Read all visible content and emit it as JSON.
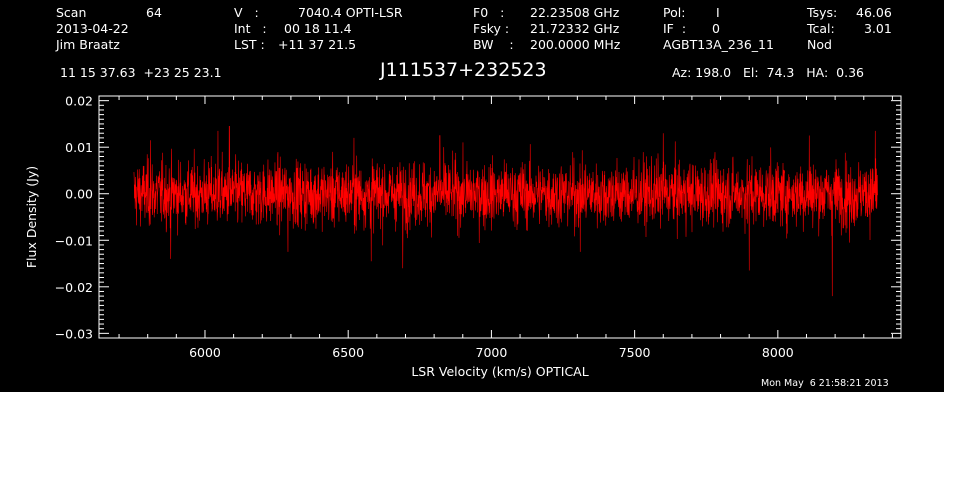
{
  "header": {
    "row1": [
      {
        "label": "Scan",
        "value": "64"
      },
      {
        "label": "V   :",
        "value": "7040.4 OPTI-LSR"
      },
      {
        "label": "F0   :",
        "value": "22.23508 GHz"
      },
      {
        "label": "Pol:",
        "value": "I"
      },
      {
        "label": "Tsys:",
        "value": "46.06"
      }
    ],
    "row2": [
      {
        "label": "2013-04-22",
        "value": ""
      },
      {
        "label": "Int   :",
        "value": "00 18 11.4"
      },
      {
        "label": "Fsky :",
        "value": "21.72332 GHz"
      },
      {
        "label": "IF  :",
        "value": "0"
      },
      {
        "label": "Tcal:",
        "value": "3.01"
      }
    ],
    "row3": [
      {
        "label": "Jim Braatz",
        "value": ""
      },
      {
        "label": "LST :",
        "value": "+11 37 21.5"
      },
      {
        "label": "BW    :",
        "value": "200.0000 MHz"
      },
      {
        "label": "AGBT13A_236_11",
        "value": ""
      },
      {
        "label": "Nod",
        "value": ""
      }
    ],
    "coords": "11 15 37.63  +23 25 23.1",
    "source": "J111537+232523",
    "az_el_ha": "Az: 198.0   El:  74.3   HA:  0.36",
    "timestamp": "Mon May  6 21:58:21 2013"
  },
  "chart_data": {
    "type": "line",
    "title": "",
    "xlabel": "LSR Velocity (km/s) OPTICAL",
    "ylabel": "Flux Density (Jy)",
    "xlim": [
      5630,
      8430
    ],
    "ylim": [
      -0.031,
      0.021
    ],
    "x_ticks": [
      6000,
      6500,
      7000,
      7500,
      8000
    ],
    "x_tick_labels": [
      "6000",
      "6500",
      "7000",
      "7500",
      "8000"
    ],
    "y_ticks": [
      -0.03,
      -0.02,
      -0.01,
      0.0,
      0.01,
      0.02
    ],
    "y_tick_labels": [
      "−0.03",
      "−0.02",
      "−0.01",
      "0.00",
      "0.01",
      "0.02"
    ],
    "series": [
      {
        "color": "#ff0000",
        "x_range": [
          5752,
          8348
        ],
        "noise_rms": 0.0035,
        "extremes": [
          {
            "x": 6085,
            "y": 0.0145
          },
          {
            "x": 6045,
            "y": 0.0135
          },
          {
            "x": 5810,
            "y": 0.0115
          },
          {
            "x": 6520,
            "y": 0.012
          },
          {
            "x": 6820,
            "y": 0.0125
          },
          {
            "x": 7600,
            "y": 0.013
          },
          {
            "x": 8110,
            "y": 0.0125
          },
          {
            "x": 8340,
            "y": 0.0135
          },
          {
            "x": 5880,
            "y": -0.014
          },
          {
            "x": 6290,
            "y": -0.0125
          },
          {
            "x": 6580,
            "y": -0.0145
          },
          {
            "x": 6690,
            "y": -0.016
          },
          {
            "x": 7310,
            "y": -0.0125
          },
          {
            "x": 7900,
            "y": -0.0165
          },
          {
            "x": 8190,
            "y": -0.022
          },
          {
            "x": 8250,
            "y": -0.0105
          }
        ]
      }
    ],
    "grid": false,
    "background": "#000000",
    "axis_color": "#ffffff"
  }
}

======

◆ **TASK**
Transcribe all of the material exactly, leaving out whatever pictures it contains.

◆ **ANSWER TO THIS EXERCISE**
Read all visible content and emit it as JSON.
{
  "header": {
    "row1": [
      {
        "label": "Scan",
        "value": "64"
      },
      {
        "label": "V   :",
        "value": "7040.4 OPTI-LSR"
      },
      {
        "label": "F0   :",
        "value": "22.23508 GHz"
      },
      {
        "label": "Pol:",
        "value": "I"
      },
      {
        "label": "Tsys:",
        "value": "46.06"
      }
    ],
    "row2": [
      {
        "label": "2013-04-22",
        "value": ""
      },
      {
        "label": "Int   :",
        "value": "00 18 11.4"
      },
      {
        "label": "Fsky :",
        "value": "21.72332 GHz"
      },
      {
        "label": "IF  :",
        "value": "0"
      },
      {
        "label": "Tcal:",
        "value": "3.01"
      }
    ],
    "row3": [
      {
        "label": "Jim Braatz",
        "value": ""
      },
      {
        "label": "LST :",
        "value": "+11 37 21.5"
      },
      {
        "label": "BW    :",
        "value": "200.0000 MHz"
      },
      {
        "label": "AGBT13A_236_11",
        "value": ""
      },
      {
        "label": "Nod",
        "value": ""
      }
    ],
    "coords": "11 15 37.63  +23 25 23.1",
    "source": "J111537+232523",
    "az_el_ha": "Az: 198.0   El:  74.3   HA:  0.36",
    "timestamp": "Mon May  6 21:58:21 2013"
  },
  "chart_data": {
    "type": "line",
    "title": "",
    "xlabel": "LSR Velocity (km/s) OPTICAL",
    "ylabel": "Flux Density (Jy)",
    "xlim": [
      5630,
      8430
    ],
    "ylim": [
      -0.031,
      0.021
    ],
    "x_ticks": [
      6000,
      6500,
      7000,
      7500,
      8000
    ],
    "x_tick_labels": [
      "6000",
      "6500",
      "7000",
      "7500",
      "8000"
    ],
    "y_ticks": [
      -0.03,
      -0.02,
      -0.01,
      0.0,
      0.01,
      0.02
    ],
    "y_tick_labels": [
      "−0.03",
      "−0.02",
      "−0.01",
      "0.00",
      "0.01",
      "0.02"
    ],
    "series": [
      {
        "color": "#ff0000",
        "x_range": [
          5752,
          8348
        ],
        "noise_rms": 0.0035,
        "extremes": [
          {
            "x": 6085,
            "y": 0.0145
          },
          {
            "x": 6045,
            "y": 0.0135
          },
          {
            "x": 5810,
            "y": 0.0115
          },
          {
            "x": 6520,
            "y": 0.012
          },
          {
            "x": 6820,
            "y": 0.0125
          },
          {
            "x": 7600,
            "y": 0.013
          },
          {
            "x": 8110,
            "y": 0.0125
          },
          {
            "x": 8340,
            "y": 0.0135
          },
          {
            "x": 5880,
            "y": -0.014
          },
          {
            "x": 6290,
            "y": -0.0125
          },
          {
            "x": 6580,
            "y": -0.0145
          },
          {
            "x": 6690,
            "y": -0.016
          },
          {
            "x": 7310,
            "y": -0.0125
          },
          {
            "x": 7900,
            "y": -0.0165
          },
          {
            "x": 8190,
            "y": -0.022
          },
          {
            "x": 8250,
            "y": -0.0105
          }
        ]
      }
    ],
    "grid": false,
    "background": "#000000",
    "axis_color": "#ffffff"
  }
}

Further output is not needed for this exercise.